Would you quote every entry exactly, dropping only the pictures?

Provided data ▸
──────────

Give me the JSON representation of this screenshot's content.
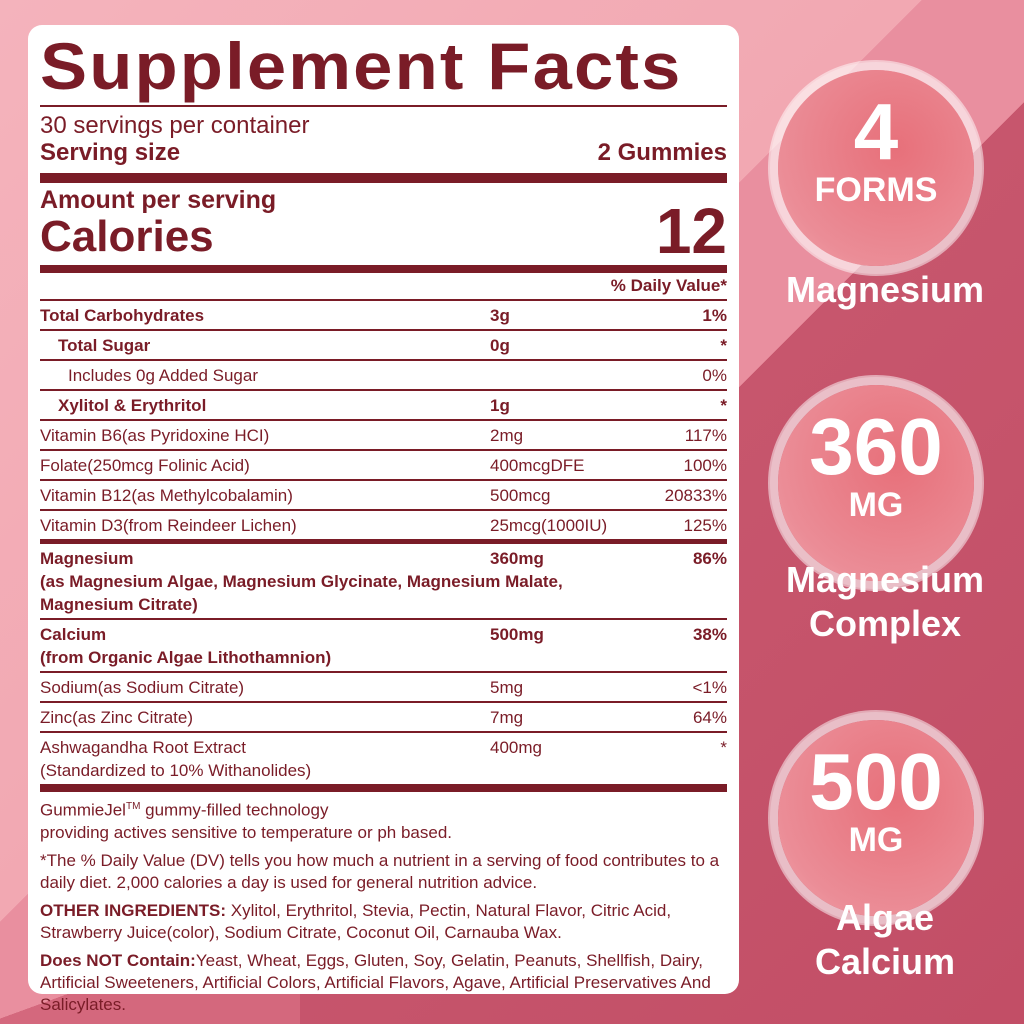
{
  "label": {
    "title": "Supplement Facts",
    "servings": "30 servings per container",
    "serving_size_label": "Serving size",
    "serving_size_value": "2 Gummies",
    "amount_per_serving": "Amount per serving",
    "calories_label": "Calories",
    "calories_value": "12",
    "dv_header": "% Daily Value*",
    "rows": [
      {
        "name": "Total Carbohydrates",
        "amount": "3g",
        "dv": "1%"
      },
      {
        "name": "Total Sugar",
        "amount": "0g",
        "dv": "*"
      },
      {
        "name": "Includes 0g Added Sugar",
        "amount": "",
        "dv": "0%"
      },
      {
        "name": "Xylitol & Erythritol",
        "amount": "1g",
        "dv": "*"
      },
      {
        "name": "Vitamin B6(as Pyridoxine HCI)",
        "amount": "2mg",
        "dv": "117%"
      },
      {
        "name": "Folate(250mcg Folinic Acid)",
        "amount": "400mcgDFE",
        "dv": "100%"
      },
      {
        "name": "Vitamin B12(as Methylcobalamin)",
        "amount": "500mcg",
        "dv": "20833%"
      },
      {
        "name": "Vitamin D3(from Reindeer Lichen)",
        "amount": "25mcg(1000IU)",
        "dv": "125%"
      },
      {
        "name": "Magnesium",
        "sub": "(as Magnesium Algae, Magnesium Glycinate, Magnesium Malate, Magnesium Citrate)",
        "amount": "360mg",
        "dv": "86%"
      },
      {
        "name": "Calcium",
        "sub": "(from Organic Algae Lithothamnion)",
        "amount": "500mg",
        "dv": "38%"
      },
      {
        "name": "Sodium(as Sodium Citrate)",
        "amount": "5mg",
        "dv": "<1%"
      },
      {
        "name": "Zinc(as Zinc Citrate)",
        "amount": "7mg",
        "dv": "64%"
      },
      {
        "name": "Ashwagandha Root Extract",
        "sub": "(Standardized to 10% Withanolides)",
        "amount": "400mg",
        "dv": "*"
      }
    ],
    "gummiejel_1": "GummieJel",
    "gummiejel_tm": "TM",
    "gummiejel_2": " gummy-filled technology",
    "gummiejel_3": "providing actives sensitive to temperature or ph based.",
    "dv_note": "*The % Daily Value (DV) tells you how much a nutrient in a serving of food contributes to a daily diet. 2,000 calories a day is used for general nutrition advice.",
    "other_label": "OTHER INGREDIENTS:",
    "other_text": " Xylitol, Erythritol, Stevia, Pectin, Natural Flavor, Citric Acid, Strawberry Juice(color), Sodium Citrate, Coconut Oil, Carnauba Wax.",
    "not_label": "Does NOT Contain:",
    "not_text": "Yeast, Wheat, Eggs, Gluten, Soy, Gelatin, Peanuts, Shellfish, Dairy, Artificial Sweeteners, Artificial Colors, Artificial Flavors, Agave, Artificial Preservatives And Salicylates."
  },
  "badges": [
    {
      "big": "4",
      "small": "FORMS",
      "caption": "Magnesium"
    },
    {
      "big": "360",
      "small": "MG",
      "caption": "Magnesium Complex"
    },
    {
      "big": "500",
      "small": "MG",
      "caption": "Algae Calcium"
    }
  ],
  "colors": {
    "text": "#7a1c27",
    "bg_light": "#f2a8b2",
    "bg_dark": "#c24e66"
  }
}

──────────

Solution for this task ▸
Give me the JSON representation of this screenshot's content.
{
  "label": {
    "title": "Supplement Facts",
    "servings": "30 servings per container",
    "serving_size_label": "Serving size",
    "serving_size_value": "2 Gummies",
    "amount_per_serving": "Amount per serving",
    "calories_label": "Calories",
    "calories_value": "12",
    "dv_header": "% Daily Value*",
    "rows": [
      {
        "name": "Total Carbohydrates",
        "amount": "3g",
        "dv": "1%"
      },
      {
        "name": "Total Sugar",
        "amount": "0g",
        "dv": "*"
      },
      {
        "name": "Includes 0g Added Sugar",
        "amount": "",
        "dv": "0%"
      },
      {
        "name": "Xylitol & Erythritol",
        "amount": "1g",
        "dv": "*"
      },
      {
        "name": "Vitamin B6(as Pyridoxine HCI)",
        "amount": "2mg",
        "dv": "117%"
      },
      {
        "name": "Folate(250mcg Folinic Acid)",
        "amount": "400mcgDFE",
        "dv": "100%"
      },
      {
        "name": "Vitamin B12(as Methylcobalamin)",
        "amount": "500mcg",
        "dv": "20833%"
      },
      {
        "name": "Vitamin D3(from Reindeer Lichen)",
        "amount": "25mcg(1000IU)",
        "dv": "125%"
      },
      {
        "name": "Magnesium",
        "sub": "(as Magnesium Algae, Magnesium Glycinate, Magnesium Malate, Magnesium Citrate)",
        "amount": "360mg",
        "dv": "86%"
      },
      {
        "name": "Calcium",
        "sub": "(from Organic Algae Lithothamnion)",
        "amount": "500mg",
        "dv": "38%"
      },
      {
        "name": "Sodium(as Sodium Citrate)",
        "amount": "5mg",
        "dv": "<1%"
      },
      {
        "name": "Zinc(as Zinc Citrate)",
        "amount": "7mg",
        "dv": "64%"
      },
      {
        "name": "Ashwagandha Root Extract",
        "sub": "(Standardized to 10% Withanolides)",
        "amount": "400mg",
        "dv": "*"
      }
    ],
    "gummiejel_1": "GummieJel",
    "gummiejel_tm": "TM",
    "gummiejel_2": " gummy-filled technology",
    "gummiejel_3": "providing actives sensitive to temperature or ph based.",
    "dv_note": "*The % Daily Value (DV) tells you how much a nutrient in a serving of food contributes to a daily diet. 2,000 calories a day is used for general nutrition advice.",
    "other_label": "OTHER INGREDIENTS:",
    "other_text": " Xylitol, Erythritol, Stevia, Pectin, Natural Flavor, Citric Acid, Strawberry Juice(color), Sodium Citrate, Coconut Oil, Carnauba Wax.",
    "not_label": "Does NOT Contain:",
    "not_text": "Yeast, Wheat, Eggs, Gluten, Soy, Gelatin, Peanuts, Shellfish, Dairy, Artificial Sweeteners, Artificial Colors, Artificial Flavors, Agave, Artificial Preservatives And Salicylates."
  },
  "badges": [
    {
      "big": "4",
      "small": "FORMS",
      "caption": "Magnesium"
    },
    {
      "big": "360",
      "small": "MG",
      "caption": "Magnesium Complex"
    },
    {
      "big": "500",
      "small": "MG",
      "caption": "Algae Calcium"
    }
  ],
  "colors": {
    "text": "#7a1c27",
    "bg_light": "#f2a8b2",
    "bg_dark": "#c24e66"
  }
}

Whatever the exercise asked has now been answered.